GIVEN REQUEST:
Retype the whole listing below, character for character.

DATA FOR PROCESSING:
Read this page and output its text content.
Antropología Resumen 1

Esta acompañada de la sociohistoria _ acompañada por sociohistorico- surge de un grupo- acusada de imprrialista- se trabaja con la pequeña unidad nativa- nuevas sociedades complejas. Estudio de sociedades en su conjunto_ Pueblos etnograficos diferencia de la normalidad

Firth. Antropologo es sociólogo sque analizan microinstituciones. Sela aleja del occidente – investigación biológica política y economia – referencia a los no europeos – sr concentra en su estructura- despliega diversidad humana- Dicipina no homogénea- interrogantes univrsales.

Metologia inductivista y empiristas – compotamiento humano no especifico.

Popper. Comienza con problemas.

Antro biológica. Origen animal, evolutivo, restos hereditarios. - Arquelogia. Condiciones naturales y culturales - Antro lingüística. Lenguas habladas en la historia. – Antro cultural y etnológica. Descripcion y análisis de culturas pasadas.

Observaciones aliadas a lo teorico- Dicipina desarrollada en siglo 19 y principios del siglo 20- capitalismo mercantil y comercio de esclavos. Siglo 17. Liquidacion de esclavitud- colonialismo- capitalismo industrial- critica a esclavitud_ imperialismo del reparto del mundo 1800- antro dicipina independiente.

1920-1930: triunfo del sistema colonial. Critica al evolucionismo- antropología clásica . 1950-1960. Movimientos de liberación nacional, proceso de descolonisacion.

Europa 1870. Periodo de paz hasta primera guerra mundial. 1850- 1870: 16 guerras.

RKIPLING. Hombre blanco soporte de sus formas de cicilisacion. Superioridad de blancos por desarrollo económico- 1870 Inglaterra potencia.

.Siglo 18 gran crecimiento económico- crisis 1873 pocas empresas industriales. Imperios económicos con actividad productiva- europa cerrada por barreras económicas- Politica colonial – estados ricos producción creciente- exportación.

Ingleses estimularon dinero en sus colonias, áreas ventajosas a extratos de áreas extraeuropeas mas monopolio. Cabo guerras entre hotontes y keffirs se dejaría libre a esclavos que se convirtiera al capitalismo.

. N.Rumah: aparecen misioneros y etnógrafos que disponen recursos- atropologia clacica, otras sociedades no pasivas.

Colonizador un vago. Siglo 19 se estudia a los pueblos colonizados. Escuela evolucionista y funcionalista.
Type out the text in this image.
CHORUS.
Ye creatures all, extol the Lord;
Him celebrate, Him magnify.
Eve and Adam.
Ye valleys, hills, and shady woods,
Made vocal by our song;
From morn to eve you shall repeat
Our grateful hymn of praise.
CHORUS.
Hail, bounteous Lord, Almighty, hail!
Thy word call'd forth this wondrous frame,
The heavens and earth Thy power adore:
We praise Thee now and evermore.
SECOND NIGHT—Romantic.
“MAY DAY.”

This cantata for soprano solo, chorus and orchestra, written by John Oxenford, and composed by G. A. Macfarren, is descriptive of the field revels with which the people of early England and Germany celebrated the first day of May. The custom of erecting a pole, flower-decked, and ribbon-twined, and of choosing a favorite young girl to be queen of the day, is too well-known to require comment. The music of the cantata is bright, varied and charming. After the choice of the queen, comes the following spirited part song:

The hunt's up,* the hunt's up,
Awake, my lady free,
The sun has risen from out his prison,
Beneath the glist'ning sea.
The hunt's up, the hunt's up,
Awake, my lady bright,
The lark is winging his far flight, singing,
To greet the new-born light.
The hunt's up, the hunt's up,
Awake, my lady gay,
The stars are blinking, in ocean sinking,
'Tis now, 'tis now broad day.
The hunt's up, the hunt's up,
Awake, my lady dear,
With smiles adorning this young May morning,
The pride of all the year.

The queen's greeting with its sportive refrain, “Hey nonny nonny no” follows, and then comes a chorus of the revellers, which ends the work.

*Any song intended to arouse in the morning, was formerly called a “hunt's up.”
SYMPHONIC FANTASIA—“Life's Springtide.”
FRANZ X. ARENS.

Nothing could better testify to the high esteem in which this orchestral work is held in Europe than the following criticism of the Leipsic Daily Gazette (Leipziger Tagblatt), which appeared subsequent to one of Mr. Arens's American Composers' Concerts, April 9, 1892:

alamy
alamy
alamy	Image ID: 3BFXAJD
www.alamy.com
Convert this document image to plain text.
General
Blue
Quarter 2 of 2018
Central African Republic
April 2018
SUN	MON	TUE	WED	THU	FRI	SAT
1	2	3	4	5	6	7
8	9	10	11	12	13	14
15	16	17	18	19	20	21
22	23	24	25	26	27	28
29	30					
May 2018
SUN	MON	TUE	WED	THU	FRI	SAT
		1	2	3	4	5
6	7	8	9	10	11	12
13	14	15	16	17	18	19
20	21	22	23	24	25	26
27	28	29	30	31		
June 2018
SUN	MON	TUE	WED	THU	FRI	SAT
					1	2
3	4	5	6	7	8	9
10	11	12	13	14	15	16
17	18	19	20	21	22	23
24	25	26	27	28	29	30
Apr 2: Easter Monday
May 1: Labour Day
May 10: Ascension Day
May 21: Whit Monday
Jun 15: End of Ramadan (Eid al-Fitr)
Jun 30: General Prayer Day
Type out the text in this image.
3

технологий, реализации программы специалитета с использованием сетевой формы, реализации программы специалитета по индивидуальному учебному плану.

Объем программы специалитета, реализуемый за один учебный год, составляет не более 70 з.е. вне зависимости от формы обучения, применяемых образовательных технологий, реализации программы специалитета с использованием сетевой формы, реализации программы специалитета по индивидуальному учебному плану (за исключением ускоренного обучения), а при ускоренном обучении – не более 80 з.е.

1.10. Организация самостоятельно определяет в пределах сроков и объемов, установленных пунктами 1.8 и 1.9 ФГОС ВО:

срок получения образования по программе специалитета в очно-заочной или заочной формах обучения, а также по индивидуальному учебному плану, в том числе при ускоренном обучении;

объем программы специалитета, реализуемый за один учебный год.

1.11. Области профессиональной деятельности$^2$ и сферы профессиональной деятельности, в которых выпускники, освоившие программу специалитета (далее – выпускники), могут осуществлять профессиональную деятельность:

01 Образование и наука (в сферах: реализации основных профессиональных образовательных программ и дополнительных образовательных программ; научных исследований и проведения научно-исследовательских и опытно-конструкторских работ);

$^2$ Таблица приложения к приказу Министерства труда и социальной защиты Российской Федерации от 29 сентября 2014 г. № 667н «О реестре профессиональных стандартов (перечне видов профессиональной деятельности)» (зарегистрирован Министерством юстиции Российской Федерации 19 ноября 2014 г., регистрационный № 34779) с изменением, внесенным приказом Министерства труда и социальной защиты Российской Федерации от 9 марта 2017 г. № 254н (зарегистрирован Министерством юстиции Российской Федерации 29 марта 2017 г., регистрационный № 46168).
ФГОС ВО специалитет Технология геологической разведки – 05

TASK SOLUTION:
Read this page and output its text content.
Antropología Resumen 1

Esta acompañada de la sociohistoria _ acompañada por sociohistorico- surge de un grupo- acusada de imprrialista- se trabaja con la pequeña unidad nativa- nuevas sociedades complejas. Estudio de sociedades en su conjunto_ Pueblos etnograficos diferencia de la normalidad

Firth. Antropologo es sociólogo sque analizan microinstituciones. Sela aleja del occidente – investigación biológica política y economia – referencia a los no europeos – sr concentra en su estructura- despliega diversidad humana- Dicipina no homogénea- interrogantes univrsales.

Metologia inductivista y empiristas – compotamiento humano no especifico.

Popper. Comienza con problemas.

Antro biológica. Origen animal, evolutivo, restos hereditarios. - Arquelogia. Condiciones naturales y culturales - Antro lingüística. Lenguas habladas en la historia. – Antro cultural y etnológica. Descripcion y análisis de culturas pasadas.

Observaciones aliadas a lo teorico- Dicipina desarrollada en siglo 19 y principios del siglo 20- capitalismo mercantil y comercio de esclavos. Siglo 17. Liquidacion de esclavitud- colonialismo- capitalismo industrial- critica a esclavitud_ imperialismo del reparto del mundo 1800- antro dicipina independiente.

1920-1930: triunfo del sistema colonial. Critica al evolucionismo- antropología clásica . 1950-1960. Movimientos de liberación nacional, proceso de descolonisacion.

Europa 1870. Periodo de paz hasta primera guerra mundial. 1850- 1870: 16 guerras.

RKIPLING. Hombre blanco soporte de sus formas de cicilisacion. Superioridad de blancos por desarrollo económico- 1870 Inglaterra potencia.

.Siglo 18 gran crecimiento económico- crisis 1873 pocas empresas industriales. Imperios económicos con actividad productiva- europa cerrada por barreras económicas- Politica colonial – estados ricos producción creciente- exportación.

Ingleses estimularon dinero en sus colonias, áreas ventajosas a extratos de áreas extraeuropeas mas monopolio. Cabo guerras entre hotontes y keffirs se dejaría libre a esclavos que se convirtiera al capitalismo.

. N.Rumah: aparecen misioneros y etnógrafos que disponen recursos- atropologia clacica, otras sociedades no pasivas.

Colonizador un vago. Siglo 19 se estudia a los pueblos colonizados. Escuela evolucionista y funcionalista.
Type out the text in this image.
CHORUS.
Ye creatures all, extol the Lord;
Him celebrate, Him magnify.
Eve and Adam.
Ye valleys, hills, and shady woods,
Made vocal by our song;
From morn to eve you shall repeat
Our grateful hymn of praise.
CHORUS.
Hail, bounteous Lord, Almighty, hail!
Thy word call'd forth this wondrous frame,
The heavens and earth Thy power adore:
We praise Thee now and evermore.
SECOND NIGHT—Romantic.
“MAY DAY.”

This cantata for soprano solo, chorus and orchestra, written by John Oxenford, and composed by G. A. Macfarren, is descriptive of the field revels with which the people of early England and Germany celebrated the first day of May. The custom of erecting a pole, flower-decked, and ribbon-twined, and of choosing a favorite young girl to be queen of the day, is too well-known to require comment. The music of the cantata is bright, varied and charming. After the choice of the queen, comes the following spirited part song:

The hunt's up,* the hunt's up,
Awake, my lady free,
The sun has risen from out his prison,
Beneath the glist'ning sea.
The hunt's up, the hunt's up,
Awake, my lady bright,
The lark is winging his far flight, singing,
To greet the new-born light.
The hunt's up, the hunt's up,
Awake, my lady gay,
The stars are blinking, in ocean sinking,
'Tis now, 'tis now broad day.
The hunt's up, the hunt's up,
Awake, my lady dear,
With smiles adorning this young May morning,
The pride of all the year.

The queen's greeting with its sportive refrain, “Hey nonny nonny no” follows, and then comes a chorus of the revellers, which ends the work.

*Any song intended to arouse in the morning, was formerly called a “hunt's up.”
SYMPHONIC FANTASIA—“Life's Springtide.”
FRANZ X. ARENS.

Nothing could better testify to the high esteem in which this orchestral work is held in Europe than the following criticism of the Leipsic Daily Gazette (Leipziger Tagblatt), which appeared subsequent to one of Mr. Arens's American Composers' Concerts, April 9, 1892:

alamy
alamy
alamy	Image ID: 3BFXAJD
www.alamy.com
Convert this document image to plain text.
General
Blue
Quarter 2 of 2018
Central African Republic
April 2018
SUN	MON	TUE	WED	THU	FRI	SAT
1	2	3	4	5	6	7
8	9	10	11	12	13	14
15	16	17	18	19	20	21
22	23	24	25	26	27	28
29	30					
May 2018
SUN	MON	TUE	WED	THU	FRI	SAT
		1	2	3	4	5
6	7	8	9	10	11	12
13	14	15	16	17	18	19
20	21	22	23	24	25	26
27	28	29	30	31		
June 2018
SUN	MON	TUE	WED	THU	FRI	SAT
					1	2
3	4	5	6	7	8	9
10	11	12	13	14	15	16
17	18	19	20	21	22	23
24	25	26	27	28	29	30
Apr 2: Easter Monday
May 1: Labour Day
May 10: Ascension Day
May 21: Whit Monday
Jun 15: End of Ramadan (Eid al-Fitr)
Jun 30: General Prayer Day
Type out the text in this image.
3

технологий, реализации программы специалитета с использованием сетевой формы, реализации программы специалитета по индивидуальному учебному плану.

Объем программы специалитета, реализуемый за один учебный год, составляет не более 70 з.е. вне зависимости от формы обучения, применяемых образовательных технологий, реализации программы специалитета с использованием сетевой формы, реализации программы специалитета по индивидуальному учебному плану (за исключением ускоренного обучения), а при ускоренном обучении – не более 80 з.е.

1.10. Организация самостоятельно определяет в пределах сроков и объемов, установленных пунктами 1.8 и 1.9 ФГОС ВО:

срок получения образования по программе специалитета в очно-заочной или заочной формах обучения, а также по индивидуальному учебному плану, в том числе при ускоренном обучении;

объем программы специалитета, реализуемый за один учебный год.

1.11. Области профессиональной деятельности$^2$ и сферы профессиональной деятельности, в которых выпускники, освоившие программу специалитета (далее – выпускники), могут осуществлять профессиональную деятельность:

01 Образование и наука (в сферах: реализации основных профессиональных образовательных программ и дополнительных образовательных программ; научных исследований и проведения научно-исследовательских и опытно-конструкторских работ);

$^2$ Таблица приложения к приказу Министерства труда и социальной защиты Российской Федерации от 29 сентября 2014 г. № 667н «О реестре профессиональных стандартов (перечне видов профессиональной деятельности)» (зарегистрирован Министерством юстиции Российской Федерации 19 ноября 2014 г., регистрационный № 34779) с изменением, внесенным приказом Министерства труда и социальной защиты Российской Федерации от 9 марта 2017 г. № 254н (зарегистрирован Министерством юстиции Российской Федерации 29 марта 2017 г., регистрационный № 46168).
ФГОС ВО специалитет Технология геологической разведки – 05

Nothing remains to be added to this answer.